··· RAW RECORDS

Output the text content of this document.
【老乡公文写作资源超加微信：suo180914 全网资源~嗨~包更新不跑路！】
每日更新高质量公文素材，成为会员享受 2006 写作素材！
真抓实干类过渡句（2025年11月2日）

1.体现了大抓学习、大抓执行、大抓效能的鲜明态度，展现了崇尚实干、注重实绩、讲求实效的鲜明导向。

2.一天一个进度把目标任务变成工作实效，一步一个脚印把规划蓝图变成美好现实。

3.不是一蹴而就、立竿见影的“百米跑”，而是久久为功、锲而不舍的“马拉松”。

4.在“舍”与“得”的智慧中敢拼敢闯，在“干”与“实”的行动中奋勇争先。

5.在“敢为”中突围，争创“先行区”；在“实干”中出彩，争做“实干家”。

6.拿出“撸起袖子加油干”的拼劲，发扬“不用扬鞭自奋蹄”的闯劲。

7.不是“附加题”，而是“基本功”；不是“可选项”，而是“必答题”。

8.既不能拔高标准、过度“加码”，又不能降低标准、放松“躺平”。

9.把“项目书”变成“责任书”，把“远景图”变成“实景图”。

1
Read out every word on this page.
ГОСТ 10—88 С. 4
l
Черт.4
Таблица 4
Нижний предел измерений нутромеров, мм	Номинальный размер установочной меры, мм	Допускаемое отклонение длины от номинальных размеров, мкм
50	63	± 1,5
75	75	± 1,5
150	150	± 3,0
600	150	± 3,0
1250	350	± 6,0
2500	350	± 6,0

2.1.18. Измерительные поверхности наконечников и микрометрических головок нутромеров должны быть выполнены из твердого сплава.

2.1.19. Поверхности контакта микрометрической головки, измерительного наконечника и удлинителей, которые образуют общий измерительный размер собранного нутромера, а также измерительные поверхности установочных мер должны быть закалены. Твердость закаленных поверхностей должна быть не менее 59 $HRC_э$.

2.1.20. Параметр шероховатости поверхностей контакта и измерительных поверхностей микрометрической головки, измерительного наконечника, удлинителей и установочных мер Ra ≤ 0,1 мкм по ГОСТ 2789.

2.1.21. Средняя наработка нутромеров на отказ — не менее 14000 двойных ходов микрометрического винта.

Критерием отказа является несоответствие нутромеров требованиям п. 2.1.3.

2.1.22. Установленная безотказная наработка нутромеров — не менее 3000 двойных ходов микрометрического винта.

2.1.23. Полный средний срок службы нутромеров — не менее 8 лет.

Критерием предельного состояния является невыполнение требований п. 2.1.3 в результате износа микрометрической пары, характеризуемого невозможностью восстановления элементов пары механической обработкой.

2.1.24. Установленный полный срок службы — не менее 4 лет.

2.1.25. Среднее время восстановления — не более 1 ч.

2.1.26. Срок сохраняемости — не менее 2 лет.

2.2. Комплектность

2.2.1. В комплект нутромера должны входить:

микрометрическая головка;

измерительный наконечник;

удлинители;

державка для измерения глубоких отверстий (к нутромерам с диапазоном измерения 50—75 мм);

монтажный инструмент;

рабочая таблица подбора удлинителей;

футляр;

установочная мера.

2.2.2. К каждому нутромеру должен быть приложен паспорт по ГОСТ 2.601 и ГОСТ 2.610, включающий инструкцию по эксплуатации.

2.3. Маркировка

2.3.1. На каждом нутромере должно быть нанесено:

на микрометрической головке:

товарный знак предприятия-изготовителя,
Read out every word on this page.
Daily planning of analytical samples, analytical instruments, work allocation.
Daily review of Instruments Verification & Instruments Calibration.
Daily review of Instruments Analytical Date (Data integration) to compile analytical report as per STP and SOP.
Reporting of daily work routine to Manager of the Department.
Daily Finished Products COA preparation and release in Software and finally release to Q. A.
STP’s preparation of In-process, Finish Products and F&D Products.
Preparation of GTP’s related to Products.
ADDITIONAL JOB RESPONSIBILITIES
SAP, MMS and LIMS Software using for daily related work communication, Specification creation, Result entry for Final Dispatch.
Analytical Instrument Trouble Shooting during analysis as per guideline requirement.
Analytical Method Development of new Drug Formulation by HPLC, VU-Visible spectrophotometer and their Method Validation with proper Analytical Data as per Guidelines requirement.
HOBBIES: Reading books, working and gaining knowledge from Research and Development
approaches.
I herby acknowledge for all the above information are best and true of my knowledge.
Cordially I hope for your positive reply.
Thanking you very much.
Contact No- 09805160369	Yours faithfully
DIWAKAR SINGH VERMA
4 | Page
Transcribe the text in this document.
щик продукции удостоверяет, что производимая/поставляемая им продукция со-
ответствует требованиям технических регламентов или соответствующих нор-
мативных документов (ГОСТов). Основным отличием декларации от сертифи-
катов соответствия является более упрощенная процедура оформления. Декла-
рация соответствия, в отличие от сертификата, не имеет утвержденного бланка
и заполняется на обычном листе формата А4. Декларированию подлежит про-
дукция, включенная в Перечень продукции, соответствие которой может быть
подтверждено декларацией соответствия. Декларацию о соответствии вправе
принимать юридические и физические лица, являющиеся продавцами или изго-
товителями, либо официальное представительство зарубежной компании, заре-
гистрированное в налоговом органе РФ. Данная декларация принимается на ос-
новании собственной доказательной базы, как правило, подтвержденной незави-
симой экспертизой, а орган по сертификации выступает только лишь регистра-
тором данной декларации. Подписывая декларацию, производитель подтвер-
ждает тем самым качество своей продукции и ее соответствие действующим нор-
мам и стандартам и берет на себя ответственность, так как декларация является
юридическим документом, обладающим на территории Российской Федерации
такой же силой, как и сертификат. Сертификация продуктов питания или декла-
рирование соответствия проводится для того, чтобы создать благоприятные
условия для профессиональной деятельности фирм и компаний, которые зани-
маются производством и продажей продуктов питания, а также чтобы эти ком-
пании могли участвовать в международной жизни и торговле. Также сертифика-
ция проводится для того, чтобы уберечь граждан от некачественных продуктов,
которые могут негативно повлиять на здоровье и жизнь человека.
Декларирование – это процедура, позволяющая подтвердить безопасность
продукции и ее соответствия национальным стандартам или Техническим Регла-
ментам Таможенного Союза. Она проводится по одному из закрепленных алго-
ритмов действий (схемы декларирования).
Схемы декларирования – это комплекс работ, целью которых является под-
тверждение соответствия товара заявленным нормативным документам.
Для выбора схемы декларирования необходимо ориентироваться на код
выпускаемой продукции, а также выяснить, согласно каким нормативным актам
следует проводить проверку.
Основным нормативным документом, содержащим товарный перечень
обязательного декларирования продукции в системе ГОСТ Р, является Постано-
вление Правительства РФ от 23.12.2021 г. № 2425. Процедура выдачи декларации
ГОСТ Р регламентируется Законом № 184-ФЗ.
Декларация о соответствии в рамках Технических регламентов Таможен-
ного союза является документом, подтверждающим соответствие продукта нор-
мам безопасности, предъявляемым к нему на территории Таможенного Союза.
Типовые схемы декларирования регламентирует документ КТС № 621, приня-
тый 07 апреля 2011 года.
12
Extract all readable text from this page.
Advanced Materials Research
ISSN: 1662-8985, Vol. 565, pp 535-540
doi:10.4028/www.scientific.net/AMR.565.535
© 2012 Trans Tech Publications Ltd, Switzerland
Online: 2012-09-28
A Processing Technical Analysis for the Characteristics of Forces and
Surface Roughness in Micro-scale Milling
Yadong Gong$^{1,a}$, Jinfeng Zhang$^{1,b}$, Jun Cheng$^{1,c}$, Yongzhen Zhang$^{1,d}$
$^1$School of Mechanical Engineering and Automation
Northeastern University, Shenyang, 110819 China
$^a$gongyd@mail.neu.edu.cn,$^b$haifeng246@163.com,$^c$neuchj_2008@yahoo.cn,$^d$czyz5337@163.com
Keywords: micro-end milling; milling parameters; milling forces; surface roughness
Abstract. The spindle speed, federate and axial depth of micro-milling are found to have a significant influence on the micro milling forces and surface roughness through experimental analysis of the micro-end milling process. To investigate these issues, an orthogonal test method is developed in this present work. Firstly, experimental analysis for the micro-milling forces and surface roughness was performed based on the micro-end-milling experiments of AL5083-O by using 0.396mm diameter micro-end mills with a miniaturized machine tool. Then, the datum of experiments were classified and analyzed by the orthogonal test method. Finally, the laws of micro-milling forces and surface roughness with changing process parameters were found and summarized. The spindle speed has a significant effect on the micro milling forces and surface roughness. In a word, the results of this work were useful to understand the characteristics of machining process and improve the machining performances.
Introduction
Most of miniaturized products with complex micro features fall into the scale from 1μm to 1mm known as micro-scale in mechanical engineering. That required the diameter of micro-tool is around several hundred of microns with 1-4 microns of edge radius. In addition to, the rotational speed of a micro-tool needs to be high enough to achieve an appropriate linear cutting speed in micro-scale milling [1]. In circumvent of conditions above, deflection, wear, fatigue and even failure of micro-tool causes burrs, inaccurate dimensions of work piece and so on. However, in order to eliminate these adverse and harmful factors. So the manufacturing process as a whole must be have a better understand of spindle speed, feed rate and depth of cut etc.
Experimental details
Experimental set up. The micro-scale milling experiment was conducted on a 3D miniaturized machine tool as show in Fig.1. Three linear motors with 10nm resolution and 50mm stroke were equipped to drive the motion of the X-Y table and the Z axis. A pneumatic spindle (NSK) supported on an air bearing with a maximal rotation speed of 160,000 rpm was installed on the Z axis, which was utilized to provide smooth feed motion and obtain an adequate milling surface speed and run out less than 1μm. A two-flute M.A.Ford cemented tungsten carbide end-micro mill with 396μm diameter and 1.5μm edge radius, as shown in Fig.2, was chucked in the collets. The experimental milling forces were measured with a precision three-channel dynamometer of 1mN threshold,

······

*WHAT IS BEING ASKED*
Among the lines of the data, identify those with the word "службы". Copy each of them.

*RESULT OF THE TASK*
2.1.23. Полный средний срок службы нутромеров — не менее 8 лет.
2.1.24. Установленный полный срок службы — не менее 4 лет.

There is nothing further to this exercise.